EXTRACTED INFORMATION below:

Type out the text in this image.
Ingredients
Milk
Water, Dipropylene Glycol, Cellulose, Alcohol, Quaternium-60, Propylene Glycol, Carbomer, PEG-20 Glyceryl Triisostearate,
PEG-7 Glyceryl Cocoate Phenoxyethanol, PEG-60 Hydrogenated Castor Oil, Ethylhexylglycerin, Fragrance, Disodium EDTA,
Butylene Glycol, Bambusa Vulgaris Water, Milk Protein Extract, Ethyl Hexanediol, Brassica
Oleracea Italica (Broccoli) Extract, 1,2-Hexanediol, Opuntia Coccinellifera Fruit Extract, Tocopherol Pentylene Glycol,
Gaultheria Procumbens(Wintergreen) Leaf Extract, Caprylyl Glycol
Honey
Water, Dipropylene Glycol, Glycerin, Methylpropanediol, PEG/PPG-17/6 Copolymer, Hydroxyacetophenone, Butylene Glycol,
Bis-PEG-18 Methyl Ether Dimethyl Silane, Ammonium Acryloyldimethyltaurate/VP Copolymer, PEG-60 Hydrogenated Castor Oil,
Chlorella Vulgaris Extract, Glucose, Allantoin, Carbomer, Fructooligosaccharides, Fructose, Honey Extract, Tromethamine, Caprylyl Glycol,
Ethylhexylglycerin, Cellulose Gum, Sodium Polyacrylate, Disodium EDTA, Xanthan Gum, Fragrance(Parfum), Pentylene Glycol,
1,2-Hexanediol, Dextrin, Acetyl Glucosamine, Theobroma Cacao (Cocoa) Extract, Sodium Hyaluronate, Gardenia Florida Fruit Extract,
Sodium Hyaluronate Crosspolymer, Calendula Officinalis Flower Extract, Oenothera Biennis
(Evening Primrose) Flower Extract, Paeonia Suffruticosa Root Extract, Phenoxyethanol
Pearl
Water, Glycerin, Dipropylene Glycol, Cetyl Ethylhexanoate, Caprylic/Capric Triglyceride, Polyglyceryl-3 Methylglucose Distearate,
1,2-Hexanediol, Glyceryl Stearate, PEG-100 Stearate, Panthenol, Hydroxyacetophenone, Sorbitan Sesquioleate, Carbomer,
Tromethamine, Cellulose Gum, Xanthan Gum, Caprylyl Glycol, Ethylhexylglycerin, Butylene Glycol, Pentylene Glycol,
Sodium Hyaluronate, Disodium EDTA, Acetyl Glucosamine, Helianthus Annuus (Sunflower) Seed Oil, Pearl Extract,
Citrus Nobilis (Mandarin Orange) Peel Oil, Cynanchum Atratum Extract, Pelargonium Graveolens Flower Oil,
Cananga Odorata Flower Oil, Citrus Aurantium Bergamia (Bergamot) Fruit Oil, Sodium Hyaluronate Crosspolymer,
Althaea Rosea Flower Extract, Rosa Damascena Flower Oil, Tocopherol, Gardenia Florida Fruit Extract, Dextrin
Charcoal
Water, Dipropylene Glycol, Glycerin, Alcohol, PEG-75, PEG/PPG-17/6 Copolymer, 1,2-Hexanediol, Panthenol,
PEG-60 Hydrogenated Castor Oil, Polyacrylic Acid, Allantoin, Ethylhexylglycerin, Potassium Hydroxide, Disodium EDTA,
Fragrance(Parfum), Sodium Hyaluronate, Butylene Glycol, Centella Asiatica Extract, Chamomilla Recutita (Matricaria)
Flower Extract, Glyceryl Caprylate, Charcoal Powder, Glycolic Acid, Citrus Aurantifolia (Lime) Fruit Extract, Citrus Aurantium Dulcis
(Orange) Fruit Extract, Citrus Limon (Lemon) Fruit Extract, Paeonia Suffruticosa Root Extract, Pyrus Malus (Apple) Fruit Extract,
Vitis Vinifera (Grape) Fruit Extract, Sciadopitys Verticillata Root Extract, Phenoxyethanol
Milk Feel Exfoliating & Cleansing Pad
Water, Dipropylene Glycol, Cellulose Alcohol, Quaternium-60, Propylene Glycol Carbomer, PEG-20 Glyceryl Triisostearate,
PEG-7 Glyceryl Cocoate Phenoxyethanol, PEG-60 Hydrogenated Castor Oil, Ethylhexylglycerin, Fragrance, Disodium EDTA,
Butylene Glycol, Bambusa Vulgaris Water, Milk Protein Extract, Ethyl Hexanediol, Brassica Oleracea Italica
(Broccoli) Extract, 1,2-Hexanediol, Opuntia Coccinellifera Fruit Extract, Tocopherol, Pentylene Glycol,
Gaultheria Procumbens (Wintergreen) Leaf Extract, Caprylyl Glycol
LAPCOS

End of EXTRACTED INFORMATION.

TASK INSTRUCTIONS: Your response must consist of all the records, retyped exactly.

REPLY:
Type out the text in this image.
Ingredients
Milk
Water, Dipropylene Glycol, Cellulose, Alcohol, Quaternium-60, Propylene Glycol, Carbomer, PEG-20 Glyceryl Triisostearate,
PEG-7 Glyceryl Cocoate Phenoxyethanol, PEG-60 Hydrogenated Castor Oil, Ethylhexylglycerin, Fragrance, Disodium EDTA,
Butylene Glycol, Bambusa Vulgaris Water, Milk Protein Extract, Ethyl Hexanediol, Brassica
Oleracea Italica (Broccoli) Extract, 1,2-Hexanediol, Opuntia Coccinellifera Fruit Extract, Tocopherol Pentylene Glycol,
Gaultheria Procumbens(Wintergreen) Leaf Extract, Caprylyl Glycol
Honey
Water, Dipropylene Glycol, Glycerin, Methylpropanediol, PEG/PPG-17/6 Copolymer, Hydroxyacetophenone, Butylene Glycol,
Bis-PEG-18 Methyl Ether Dimethyl Silane, Ammonium Acryloyldimethyltaurate/VP Copolymer, PEG-60 Hydrogenated Castor Oil,
Chlorella Vulgaris Extract, Glucose, Allantoin, Carbomer, Fructooligosaccharides, Fructose, Honey Extract, Tromethamine, Caprylyl Glycol,
Ethylhexylglycerin, Cellulose Gum, Sodium Polyacrylate, Disodium EDTA, Xanthan Gum, Fragrance(Parfum), Pentylene Glycol,
1,2-Hexanediol, Dextrin, Acetyl Glucosamine, Theobroma Cacao (Cocoa) Extract, Sodium Hyaluronate, Gardenia Florida Fruit Extract,
Sodium Hyaluronate Crosspolymer, Calendula Officinalis Flower Extract, Oenothera Biennis
(Evening Primrose) Flower Extract, Paeonia Suffruticosa Root Extract, Phenoxyethanol
Pearl
Water, Glycerin, Dipropylene Glycol, Cetyl Ethylhexanoate, Caprylic/Capric Triglyceride, Polyglyceryl-3 Methylglucose Distearate,
1,2-Hexanediol, Glyceryl Stearate, PEG-100 Stearate, Panthenol, Hydroxyacetophenone, Sorbitan Sesquioleate, Carbomer,
Tromethamine, Cellulose Gum, Xanthan Gum, Caprylyl Glycol, Ethylhexylglycerin, Butylene Glycol, Pentylene Glycol,
Sodium Hyaluronate, Disodium EDTA, Acetyl Glucosamine, Helianthus Annuus (Sunflower) Seed Oil, Pearl Extract,
Citrus Nobilis (Mandarin Orange) Peel Oil, Cynanchum Atratum Extract, Pelargonium Graveolens Flower Oil,
Cananga Odorata Flower Oil, Citrus Aurantium Bergamia (Bergamot) Fruit Oil, Sodium Hyaluronate Crosspolymer,
Althaea Rosea Flower Extract, Rosa Damascena Flower Oil, Tocopherol, Gardenia Florida Fruit Extract, Dextrin
Charcoal
Water, Dipropylene Glycol, Glycerin, Alcohol, PEG-75, PEG/PPG-17/6 Copolymer, 1,2-Hexanediol, Panthenol,
PEG-60 Hydrogenated Castor Oil, Polyacrylic Acid, Allantoin, Ethylhexylglycerin, Potassium Hydroxide, Disodium EDTA,
Fragrance(Parfum), Sodium Hyaluronate, Butylene Glycol, Centella Asiatica Extract, Chamomilla Recutita (Matricaria)
Flower Extract, Glyceryl Caprylate, Charcoal Powder, Glycolic Acid, Citrus Aurantifolia (Lime) Fruit Extract, Citrus Aurantium Dulcis
(Orange) Fruit Extract, Citrus Limon (Lemon) Fruit Extract, Paeonia Suffruticosa Root Extract, Pyrus Malus (Apple) Fruit Extract,
Vitis Vinifera (Grape) Fruit Extract, Sciadopitys Verticillata Root Extract, Phenoxyethanol
Milk Feel Exfoliating & Cleansing Pad
Water, Dipropylene Glycol, Cellulose Alcohol, Quaternium-60, Propylene Glycol Carbomer, PEG-20 Glyceryl Triisostearate,
PEG-7 Glyceryl Cocoate Phenoxyethanol, PEG-60 Hydrogenated Castor Oil, Ethylhexylglycerin, Fragrance, Disodium EDTA,
Butylene Glycol, Bambusa Vulgaris Water, Milk Protein Extract, Ethyl Hexanediol, Brassica Oleracea Italica
(Broccoli) Extract, 1,2-Hexanediol, Opuntia Coccinellifera Fruit Extract, Tocopherol, Pentylene Glycol,
Gaultheria Procumbens (Wintergreen) Leaf Extract, Caprylyl Glycol
LAPCOS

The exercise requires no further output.